## [What to do]
Write out the full listing again, exactly as it stands.

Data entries
— START —

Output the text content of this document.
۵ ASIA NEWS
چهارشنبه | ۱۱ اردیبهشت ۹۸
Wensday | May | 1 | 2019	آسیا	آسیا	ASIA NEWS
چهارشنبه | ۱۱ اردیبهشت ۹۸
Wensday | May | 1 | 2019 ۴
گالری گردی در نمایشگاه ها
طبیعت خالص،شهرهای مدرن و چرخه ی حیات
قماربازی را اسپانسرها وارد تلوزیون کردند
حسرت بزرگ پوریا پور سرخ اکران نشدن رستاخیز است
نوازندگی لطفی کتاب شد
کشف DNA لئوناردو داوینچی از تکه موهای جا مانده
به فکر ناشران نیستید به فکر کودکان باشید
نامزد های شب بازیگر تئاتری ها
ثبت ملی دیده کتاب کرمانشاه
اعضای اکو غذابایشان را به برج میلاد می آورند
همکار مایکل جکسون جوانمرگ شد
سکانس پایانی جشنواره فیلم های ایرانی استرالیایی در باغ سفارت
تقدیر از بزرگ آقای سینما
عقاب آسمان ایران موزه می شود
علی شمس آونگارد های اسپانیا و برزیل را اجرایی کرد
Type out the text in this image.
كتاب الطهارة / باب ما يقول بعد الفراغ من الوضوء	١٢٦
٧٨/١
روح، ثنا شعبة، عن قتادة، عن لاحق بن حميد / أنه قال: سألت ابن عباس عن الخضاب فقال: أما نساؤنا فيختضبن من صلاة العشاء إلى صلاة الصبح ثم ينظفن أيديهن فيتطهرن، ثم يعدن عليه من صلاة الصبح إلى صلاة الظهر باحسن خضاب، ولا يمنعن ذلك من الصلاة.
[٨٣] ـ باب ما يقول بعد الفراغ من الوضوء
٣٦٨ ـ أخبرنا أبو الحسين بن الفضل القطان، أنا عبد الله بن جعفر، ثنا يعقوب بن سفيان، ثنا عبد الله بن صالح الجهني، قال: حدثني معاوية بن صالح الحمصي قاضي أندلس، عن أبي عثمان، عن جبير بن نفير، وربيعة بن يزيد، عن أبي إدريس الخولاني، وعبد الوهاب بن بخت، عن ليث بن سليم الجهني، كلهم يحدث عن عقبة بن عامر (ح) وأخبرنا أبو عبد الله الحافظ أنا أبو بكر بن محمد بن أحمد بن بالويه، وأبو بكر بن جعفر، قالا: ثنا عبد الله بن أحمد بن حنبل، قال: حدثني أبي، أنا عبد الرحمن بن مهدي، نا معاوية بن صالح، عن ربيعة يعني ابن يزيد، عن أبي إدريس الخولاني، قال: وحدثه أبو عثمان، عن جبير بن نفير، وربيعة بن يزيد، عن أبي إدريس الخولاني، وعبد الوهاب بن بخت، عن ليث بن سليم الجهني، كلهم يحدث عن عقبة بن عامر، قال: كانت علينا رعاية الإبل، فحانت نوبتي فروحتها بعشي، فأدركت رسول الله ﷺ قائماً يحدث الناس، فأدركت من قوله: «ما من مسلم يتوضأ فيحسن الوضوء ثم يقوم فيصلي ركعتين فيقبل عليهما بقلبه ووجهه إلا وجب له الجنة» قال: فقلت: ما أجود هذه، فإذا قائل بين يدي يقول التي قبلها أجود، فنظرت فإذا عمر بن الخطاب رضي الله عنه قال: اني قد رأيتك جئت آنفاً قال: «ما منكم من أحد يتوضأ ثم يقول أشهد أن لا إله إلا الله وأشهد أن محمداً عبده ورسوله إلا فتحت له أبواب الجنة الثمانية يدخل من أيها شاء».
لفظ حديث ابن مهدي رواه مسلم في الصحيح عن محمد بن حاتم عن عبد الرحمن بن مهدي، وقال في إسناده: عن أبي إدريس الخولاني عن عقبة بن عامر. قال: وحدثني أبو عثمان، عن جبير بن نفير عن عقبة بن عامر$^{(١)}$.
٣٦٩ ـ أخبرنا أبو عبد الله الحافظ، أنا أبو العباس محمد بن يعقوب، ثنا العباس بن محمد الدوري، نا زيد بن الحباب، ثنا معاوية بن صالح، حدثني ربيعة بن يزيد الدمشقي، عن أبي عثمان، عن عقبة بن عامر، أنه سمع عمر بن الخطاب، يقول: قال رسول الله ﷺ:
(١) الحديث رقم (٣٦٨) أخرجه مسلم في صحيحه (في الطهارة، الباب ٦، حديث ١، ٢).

— END —

## [Solution for this exercise]
Output the text content of this document.
۵ ASIA NEWS
چهارشنبه | ۱۱ اردیبهشت ۹۸
Wensday | May | 1 | 2019	آسیا	آسیا	ASIA NEWS
چهارشنبه | ۱۱ اردیبهشت ۹۸
Wensday | May | 1 | 2019 ۴
گالری گردی در نمایشگاه ها
طبیعت خالص،شهرهای مدرن و چرخه ی حیات
قماربازی را اسپانسرها وارد تلوزیون کردند
حسرت بزرگ پوریا پور سرخ اکران نشدن رستاخیز است
نوازندگی لطفی کتاب شد
کشف DNA لئوناردو داوینچی از تکه موهای جا مانده
به فکر ناشران نیستید به فکر کودکان باشید
نامزد های شب بازیگر تئاتری ها
ثبت ملی دیده کتاب کرمانشاه
اعضای اکو غذابایشان را به برج میلاد می آورند
همکار مایکل جکسون جوانمرگ شد
سکانس پایانی جشنواره فیلم های ایرانی استرالیایی در باغ سفارت
تقدیر از بزرگ آقای سینما
عقاب آسمان ایران موزه می شود
علی شمس آونگارد های اسپانیا و برزیل را اجرایی کرد
Type out the text in this image.
كتاب الطهارة / باب ما يقول بعد الفراغ من الوضوء	١٢٦
٧٨/١
روح، ثنا شعبة، عن قتادة، عن لاحق بن حميد / أنه قال: سألت ابن عباس عن الخضاب فقال: أما نساؤنا فيختضبن من صلاة العشاء إلى صلاة الصبح ثم ينظفن أيديهن فيتطهرن، ثم يعدن عليه من صلاة الصبح إلى صلاة الظهر باحسن خضاب، ولا يمنعن ذلك من الصلاة.
[٨٣] ـ باب ما يقول بعد الفراغ من الوضوء
٣٦٨ ـ أخبرنا أبو الحسين بن الفضل القطان، أنا عبد الله بن جعفر، ثنا يعقوب بن سفيان، ثنا عبد الله بن صالح الجهني، قال: حدثني معاوية بن صالح الحمصي قاضي أندلس، عن أبي عثمان، عن جبير بن نفير، وربيعة بن يزيد، عن أبي إدريس الخولاني، وعبد الوهاب بن بخت، عن ليث بن سليم الجهني، كلهم يحدث عن عقبة بن عامر (ح) وأخبرنا أبو عبد الله الحافظ أنا أبو بكر بن محمد بن أحمد بن بالويه، وأبو بكر بن جعفر، قالا: ثنا عبد الله بن أحمد بن حنبل، قال: حدثني أبي، أنا عبد الرحمن بن مهدي، نا معاوية بن صالح، عن ربيعة يعني ابن يزيد، عن أبي إدريس الخولاني، قال: وحدثه أبو عثمان، عن جبير بن نفير، وربيعة بن يزيد، عن أبي إدريس الخولاني، وعبد الوهاب بن بخت، عن ليث بن سليم الجهني، كلهم يحدث عن عقبة بن عامر، قال: كانت علينا رعاية الإبل، فحانت نوبتي فروحتها بعشي، فأدركت رسول الله ﷺ قائماً يحدث الناس، فأدركت من قوله: «ما من مسلم يتوضأ فيحسن الوضوء ثم يقوم فيصلي ركعتين فيقبل عليهما بقلبه ووجهه إلا وجب له الجنة» قال: فقلت: ما أجود هذه، فإذا قائل بين يدي يقول التي قبلها أجود، فنظرت فإذا عمر بن الخطاب رضي الله عنه قال: اني قد رأيتك جئت آنفاً قال: «ما منكم من أحد يتوضأ ثم يقول أشهد أن لا إله إلا الله وأشهد أن محمداً عبده ورسوله إلا فتحت له أبواب الجنة الثمانية يدخل من أيها شاء».
لفظ حديث ابن مهدي رواه مسلم في الصحيح عن محمد بن حاتم عن عبد الرحمن بن مهدي، وقال في إسناده: عن أبي إدريس الخولاني عن عقبة بن عامر. قال: وحدثني أبو عثمان، عن جبير بن نفير عن عقبة بن عامر$^{(١)}$.
٣٦٩ ـ أخبرنا أبو عبد الله الحافظ، أنا أبو العباس محمد بن يعقوب، ثنا العباس بن محمد الدوري، نا زيد بن الحباب، ثنا معاوية بن صالح، حدثني ربيعة بن يزيد الدمشقي، عن أبي عثمان، عن عقبة بن عامر، أنه سمع عمر بن الخطاب، يقول: قال رسول الله ﷺ:
(١) الحديث رقم (٣٦٨) أخرجه مسلم في صحيحه (في الطهارة، الباب ٦، حديث ١، ٢).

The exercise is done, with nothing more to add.